**DOCUMENT PASSAGE:**
%%

It's not everyday that you can visit "the smallest National Park" in the system!  It consists of the restored 23 room Fordyce Bathhouse in the middle of Bathhouse Row.  ;-You can tour the rooms furnished as they appeared during the heyday of the spa; tours are self-guided, but the signage is done well.  It was a great way to start our visit to the area and learn about the history.  The park maintains the cold springs fountains out front for the public to fill their own containers, and you see people coming to them all day long (us too)!

In the early 20th century eight European-style spas called Bathhouse Row home, with such grand amenities as stained glass windows and billiards rooms.  With magnificent magnolias lined up in front of the bathhouses and a sweeping, brick-lined Grand Promenade behind, the elegant spas evoke a leisurely time when people flocked here to take a 3-week 21-bath cure.  Now, there are only two open to the public, the rest are ether hotels, shops, museum (the Fordyce) or gone.  Also gone is the train that used to bring these folks bad, what fun that would have been!

The two that are still operating are still very glamorous and though they no longer have the "billiards, beauty shops or gymnasiums" like they used to, I'll take the more modern style soaking and massage, thank you...and it was truly wonderful!

%%

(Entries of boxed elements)

%%

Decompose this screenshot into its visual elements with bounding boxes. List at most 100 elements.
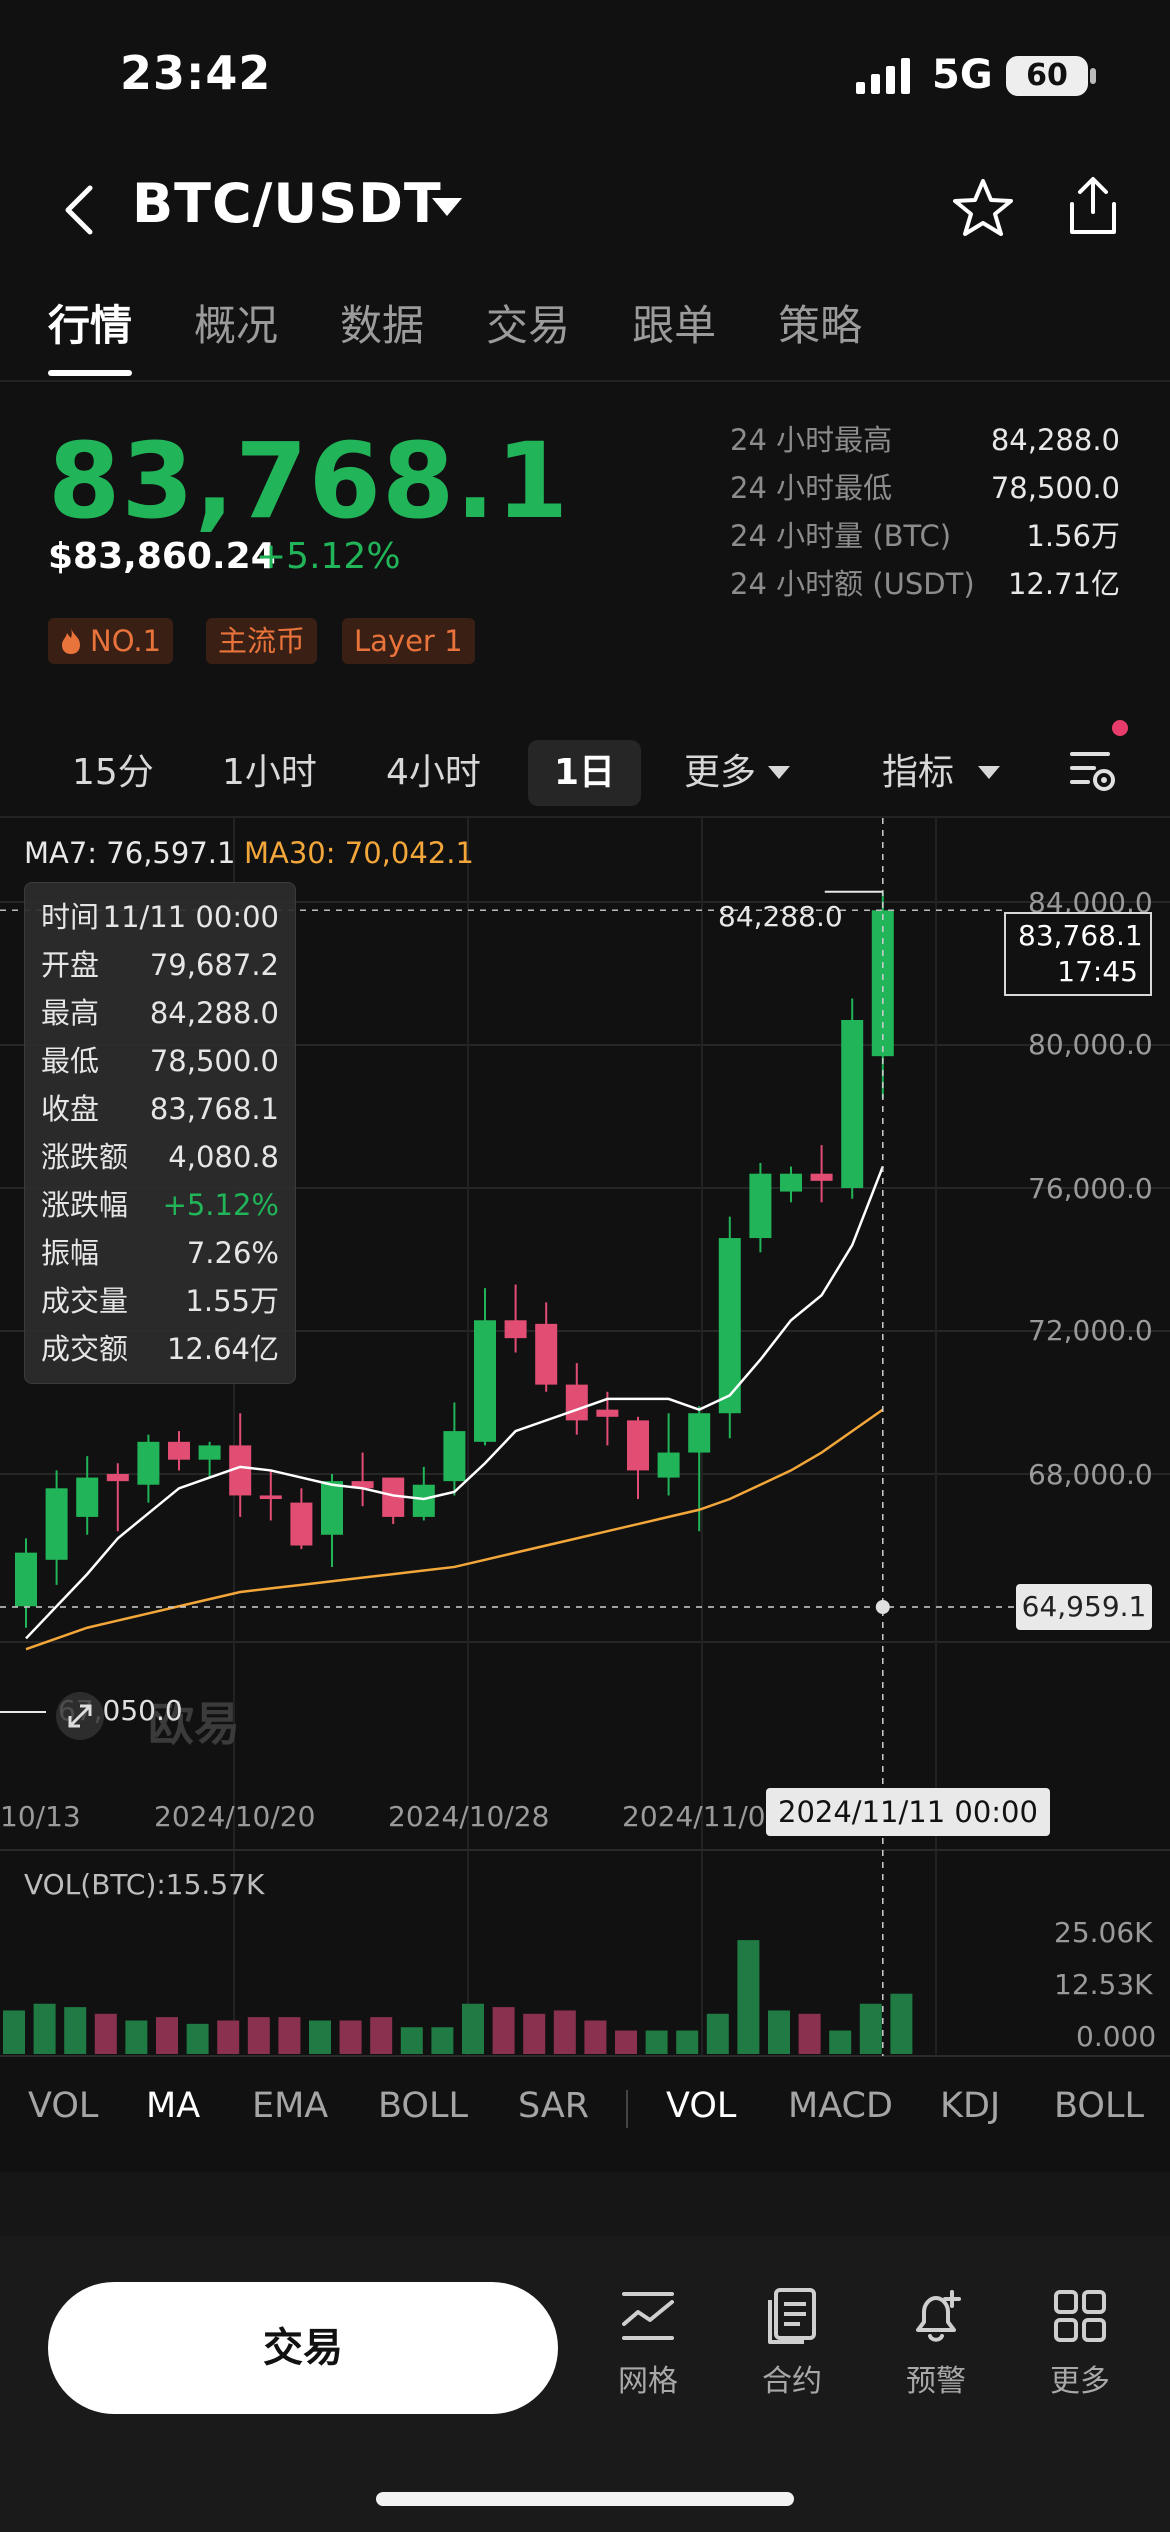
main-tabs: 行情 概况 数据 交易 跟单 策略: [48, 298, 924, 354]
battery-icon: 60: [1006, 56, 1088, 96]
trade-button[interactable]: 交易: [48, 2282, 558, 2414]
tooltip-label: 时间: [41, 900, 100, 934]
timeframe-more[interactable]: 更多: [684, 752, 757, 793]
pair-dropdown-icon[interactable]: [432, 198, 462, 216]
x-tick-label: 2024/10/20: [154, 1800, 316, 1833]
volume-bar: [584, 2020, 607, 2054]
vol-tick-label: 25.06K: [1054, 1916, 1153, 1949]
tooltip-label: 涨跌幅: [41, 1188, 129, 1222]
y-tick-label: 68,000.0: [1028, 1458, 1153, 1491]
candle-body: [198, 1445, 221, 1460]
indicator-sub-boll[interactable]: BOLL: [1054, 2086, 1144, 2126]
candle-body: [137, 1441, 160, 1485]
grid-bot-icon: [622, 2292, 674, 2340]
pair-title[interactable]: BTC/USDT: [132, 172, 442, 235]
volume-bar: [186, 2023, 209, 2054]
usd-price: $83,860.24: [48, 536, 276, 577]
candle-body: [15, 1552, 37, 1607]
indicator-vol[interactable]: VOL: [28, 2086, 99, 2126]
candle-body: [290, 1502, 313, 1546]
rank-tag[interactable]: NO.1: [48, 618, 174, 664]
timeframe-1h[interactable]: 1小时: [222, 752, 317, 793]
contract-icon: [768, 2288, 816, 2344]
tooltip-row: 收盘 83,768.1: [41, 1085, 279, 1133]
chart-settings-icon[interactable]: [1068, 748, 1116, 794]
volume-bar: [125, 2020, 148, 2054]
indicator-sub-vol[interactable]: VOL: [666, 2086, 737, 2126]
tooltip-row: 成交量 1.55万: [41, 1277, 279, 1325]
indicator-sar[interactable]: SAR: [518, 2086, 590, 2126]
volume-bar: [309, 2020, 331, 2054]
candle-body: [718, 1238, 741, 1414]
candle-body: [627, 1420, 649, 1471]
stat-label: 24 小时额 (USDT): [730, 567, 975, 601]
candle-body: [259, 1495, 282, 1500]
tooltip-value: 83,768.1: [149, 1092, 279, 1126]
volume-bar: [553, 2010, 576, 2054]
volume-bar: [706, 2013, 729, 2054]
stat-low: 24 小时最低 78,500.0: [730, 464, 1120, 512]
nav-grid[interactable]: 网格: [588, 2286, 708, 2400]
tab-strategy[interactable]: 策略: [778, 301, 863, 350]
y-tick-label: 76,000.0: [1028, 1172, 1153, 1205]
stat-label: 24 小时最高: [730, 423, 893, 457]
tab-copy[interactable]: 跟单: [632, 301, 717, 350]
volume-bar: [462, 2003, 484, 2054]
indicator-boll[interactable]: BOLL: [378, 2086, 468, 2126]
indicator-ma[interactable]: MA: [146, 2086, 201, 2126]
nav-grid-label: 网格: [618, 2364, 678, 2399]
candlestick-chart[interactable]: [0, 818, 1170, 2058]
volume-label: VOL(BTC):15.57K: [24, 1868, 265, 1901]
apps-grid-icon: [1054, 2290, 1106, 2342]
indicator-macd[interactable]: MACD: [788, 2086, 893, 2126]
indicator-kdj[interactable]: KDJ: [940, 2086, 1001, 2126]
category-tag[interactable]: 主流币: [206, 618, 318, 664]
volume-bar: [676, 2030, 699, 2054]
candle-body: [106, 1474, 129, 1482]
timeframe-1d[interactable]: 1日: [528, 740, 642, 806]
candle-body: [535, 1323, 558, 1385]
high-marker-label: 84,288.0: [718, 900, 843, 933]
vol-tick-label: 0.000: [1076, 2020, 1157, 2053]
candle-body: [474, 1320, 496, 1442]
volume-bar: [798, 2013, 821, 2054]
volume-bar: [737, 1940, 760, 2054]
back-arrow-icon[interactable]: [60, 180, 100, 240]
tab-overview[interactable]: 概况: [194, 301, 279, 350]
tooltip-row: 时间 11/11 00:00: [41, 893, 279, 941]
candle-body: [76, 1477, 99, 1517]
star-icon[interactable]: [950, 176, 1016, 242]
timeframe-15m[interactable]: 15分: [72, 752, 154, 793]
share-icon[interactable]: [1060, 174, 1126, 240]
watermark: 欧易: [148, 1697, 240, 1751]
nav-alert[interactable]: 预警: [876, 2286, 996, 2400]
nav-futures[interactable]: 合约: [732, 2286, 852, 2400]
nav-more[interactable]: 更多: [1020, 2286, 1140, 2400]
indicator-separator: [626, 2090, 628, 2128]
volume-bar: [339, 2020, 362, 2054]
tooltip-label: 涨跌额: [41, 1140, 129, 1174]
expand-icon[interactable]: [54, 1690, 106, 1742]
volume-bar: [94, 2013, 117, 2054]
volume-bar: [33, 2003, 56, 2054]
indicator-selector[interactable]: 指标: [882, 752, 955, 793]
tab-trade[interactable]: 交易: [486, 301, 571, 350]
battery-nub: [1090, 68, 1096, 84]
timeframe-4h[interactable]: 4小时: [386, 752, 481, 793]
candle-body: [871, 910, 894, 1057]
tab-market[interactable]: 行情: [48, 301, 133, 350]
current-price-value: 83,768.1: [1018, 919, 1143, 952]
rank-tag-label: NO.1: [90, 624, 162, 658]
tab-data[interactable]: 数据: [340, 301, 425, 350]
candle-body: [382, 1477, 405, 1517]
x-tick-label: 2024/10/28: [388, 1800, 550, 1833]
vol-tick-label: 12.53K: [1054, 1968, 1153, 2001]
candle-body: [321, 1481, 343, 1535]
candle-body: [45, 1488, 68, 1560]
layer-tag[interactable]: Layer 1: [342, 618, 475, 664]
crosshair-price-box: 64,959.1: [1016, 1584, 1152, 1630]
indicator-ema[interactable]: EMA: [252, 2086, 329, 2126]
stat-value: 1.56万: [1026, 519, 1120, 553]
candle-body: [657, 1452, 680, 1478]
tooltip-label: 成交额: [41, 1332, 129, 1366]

%%

**TO DO:**
(1) According to the Bathhouse Row review, how many rooms does the restored Fordyce Bathhouse have?
(2) Reproduce the lines of the records starting at the line that contains "main-tabs: 行情 概况" and ending at the line that contains "contract-icon: [768, 2288, 816, 2344]".
The Bathhouse Row review and the records come from unrelated sources.

**SOLUTIONS:**
(1) 23 rooms.

(2)
main-tabs: 行情 概况 数据 交易 跟单 策略: [48, 298, 924, 354]
battery-icon: 60: [1006, 56, 1088, 96]
trade-button[interactable]: 交易: [48, 2282, 558, 2414]
tooltip-label: 时间: [41, 900, 100, 934]
timeframe-more[interactable]: 更多: [684, 752, 757, 793]
pair-dropdown-icon[interactable]: [432, 198, 462, 216]
x-tick-label: 2024/10/20: [154, 1800, 316, 1833]
volume-bar: [584, 2020, 607, 2054]
vol-tick-label: 25.06K: [1054, 1916, 1153, 1949]
tooltip-label: 涨跌幅: [41, 1188, 129, 1222]
y-tick-label: 68,000.0: [1028, 1458, 1153, 1491]
candle-body: [198, 1445, 221, 1460]
indicator-sub-boll[interactable]: BOLL: [1054, 2086, 1144, 2126]
candle-body: [137, 1441, 160, 1485]
grid-bot-icon: [622, 2292, 674, 2340]
pair-title[interactable]: BTC/USDT: [132, 172, 442, 235]
volume-bar: [186, 2023, 209, 2054]
usd-price: $83,860.24: [48, 536, 276, 577]
candle-body: [15, 1552, 37, 1607]
indicator-vol[interactable]: VOL: [28, 2086, 99, 2126]
candle-body: [290, 1502, 313, 1546]
rank-tag[interactable]: NO.1: [48, 618, 174, 664]
timeframe-1h[interactable]: 1小时: [222, 752, 317, 793]
contract-icon: [768, 2288, 816, 2344]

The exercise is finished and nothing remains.